Copy every line of the data in which the word "Magnitude" occurs.

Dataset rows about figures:

-*-

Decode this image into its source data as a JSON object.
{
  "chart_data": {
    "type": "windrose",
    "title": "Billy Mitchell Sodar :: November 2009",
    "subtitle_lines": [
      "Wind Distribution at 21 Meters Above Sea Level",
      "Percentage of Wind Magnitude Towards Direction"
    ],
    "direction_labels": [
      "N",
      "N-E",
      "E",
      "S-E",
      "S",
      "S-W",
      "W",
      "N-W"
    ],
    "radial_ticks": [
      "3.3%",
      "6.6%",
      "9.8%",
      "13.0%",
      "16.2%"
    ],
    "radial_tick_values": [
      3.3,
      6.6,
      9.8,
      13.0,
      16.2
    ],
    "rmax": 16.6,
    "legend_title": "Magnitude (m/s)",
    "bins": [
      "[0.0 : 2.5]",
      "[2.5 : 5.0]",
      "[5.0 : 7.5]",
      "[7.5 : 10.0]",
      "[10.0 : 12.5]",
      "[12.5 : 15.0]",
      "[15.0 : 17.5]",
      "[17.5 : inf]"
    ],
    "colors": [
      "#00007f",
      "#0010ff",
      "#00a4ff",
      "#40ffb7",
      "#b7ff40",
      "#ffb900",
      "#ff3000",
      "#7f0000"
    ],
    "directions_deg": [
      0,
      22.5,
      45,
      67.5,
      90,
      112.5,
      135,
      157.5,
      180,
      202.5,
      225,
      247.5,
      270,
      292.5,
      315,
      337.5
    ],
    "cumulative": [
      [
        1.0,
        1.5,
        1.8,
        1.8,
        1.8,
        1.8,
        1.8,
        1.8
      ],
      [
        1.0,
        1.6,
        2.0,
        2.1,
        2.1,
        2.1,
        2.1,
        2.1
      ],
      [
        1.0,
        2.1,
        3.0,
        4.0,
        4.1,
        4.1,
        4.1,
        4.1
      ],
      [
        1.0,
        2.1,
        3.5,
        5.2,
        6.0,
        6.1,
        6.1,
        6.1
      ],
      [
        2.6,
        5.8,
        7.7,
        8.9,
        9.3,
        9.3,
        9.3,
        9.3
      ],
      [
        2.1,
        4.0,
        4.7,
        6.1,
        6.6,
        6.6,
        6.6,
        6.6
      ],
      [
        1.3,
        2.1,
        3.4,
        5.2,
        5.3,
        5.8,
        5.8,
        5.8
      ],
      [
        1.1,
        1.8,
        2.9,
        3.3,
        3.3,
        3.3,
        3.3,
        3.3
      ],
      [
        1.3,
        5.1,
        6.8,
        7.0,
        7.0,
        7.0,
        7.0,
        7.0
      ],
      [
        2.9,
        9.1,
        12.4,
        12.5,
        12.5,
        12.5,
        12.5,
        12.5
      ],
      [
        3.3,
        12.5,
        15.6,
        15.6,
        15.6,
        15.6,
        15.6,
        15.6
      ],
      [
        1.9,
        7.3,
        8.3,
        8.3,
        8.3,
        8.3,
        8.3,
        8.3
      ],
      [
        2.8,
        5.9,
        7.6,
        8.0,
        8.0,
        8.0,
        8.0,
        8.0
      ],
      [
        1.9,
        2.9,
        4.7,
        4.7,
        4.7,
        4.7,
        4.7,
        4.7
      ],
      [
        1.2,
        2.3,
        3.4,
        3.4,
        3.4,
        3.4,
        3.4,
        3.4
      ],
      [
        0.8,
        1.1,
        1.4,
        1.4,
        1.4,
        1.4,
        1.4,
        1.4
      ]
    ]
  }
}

-*-

RESULT:
      "Percentage of Wind Magnitude Towards Direction"
    "legend_title": "Magnitude (m/s)",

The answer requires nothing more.